--- EXERCISE GOAL ---
From the entries below, please gather each line containing the string "annotation".

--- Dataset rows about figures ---

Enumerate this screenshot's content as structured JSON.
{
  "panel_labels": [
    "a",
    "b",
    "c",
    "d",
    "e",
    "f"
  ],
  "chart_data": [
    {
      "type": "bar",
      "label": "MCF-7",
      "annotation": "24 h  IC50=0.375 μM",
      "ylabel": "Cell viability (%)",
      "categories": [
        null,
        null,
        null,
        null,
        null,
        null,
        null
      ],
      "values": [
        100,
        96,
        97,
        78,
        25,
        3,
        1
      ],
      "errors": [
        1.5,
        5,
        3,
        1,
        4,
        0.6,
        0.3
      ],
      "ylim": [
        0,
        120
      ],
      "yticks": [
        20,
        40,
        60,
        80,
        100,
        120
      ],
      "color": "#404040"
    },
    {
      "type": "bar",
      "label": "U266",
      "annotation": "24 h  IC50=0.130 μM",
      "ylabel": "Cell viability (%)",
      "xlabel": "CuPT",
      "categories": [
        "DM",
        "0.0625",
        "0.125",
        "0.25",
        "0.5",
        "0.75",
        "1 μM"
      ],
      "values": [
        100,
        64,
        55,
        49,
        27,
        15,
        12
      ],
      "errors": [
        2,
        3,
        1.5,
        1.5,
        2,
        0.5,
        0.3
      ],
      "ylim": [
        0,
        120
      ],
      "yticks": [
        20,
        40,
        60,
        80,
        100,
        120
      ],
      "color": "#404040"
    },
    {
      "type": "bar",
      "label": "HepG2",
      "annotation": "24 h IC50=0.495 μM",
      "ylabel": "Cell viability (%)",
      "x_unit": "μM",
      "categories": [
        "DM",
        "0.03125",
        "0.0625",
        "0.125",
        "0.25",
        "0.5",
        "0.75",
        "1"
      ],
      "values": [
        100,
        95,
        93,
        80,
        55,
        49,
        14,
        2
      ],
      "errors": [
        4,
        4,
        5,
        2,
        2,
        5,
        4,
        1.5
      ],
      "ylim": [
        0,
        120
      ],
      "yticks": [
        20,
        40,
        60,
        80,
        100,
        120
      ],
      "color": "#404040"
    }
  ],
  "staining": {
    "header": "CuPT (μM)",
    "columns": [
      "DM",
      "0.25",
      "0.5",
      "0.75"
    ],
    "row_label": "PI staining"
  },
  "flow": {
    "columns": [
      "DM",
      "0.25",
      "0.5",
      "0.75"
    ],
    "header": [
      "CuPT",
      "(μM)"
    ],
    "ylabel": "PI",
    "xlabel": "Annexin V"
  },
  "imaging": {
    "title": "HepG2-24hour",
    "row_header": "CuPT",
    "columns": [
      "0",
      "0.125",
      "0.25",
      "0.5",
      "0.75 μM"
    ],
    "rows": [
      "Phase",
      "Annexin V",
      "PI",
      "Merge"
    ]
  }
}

--- SOLUTION BELOW ---
      "annotation": "24 h  IC50=0.375 μM",
      "annotation": "24 h  IC50=0.130 μM",
      "annotation": "24 h IC50=0.495 μM",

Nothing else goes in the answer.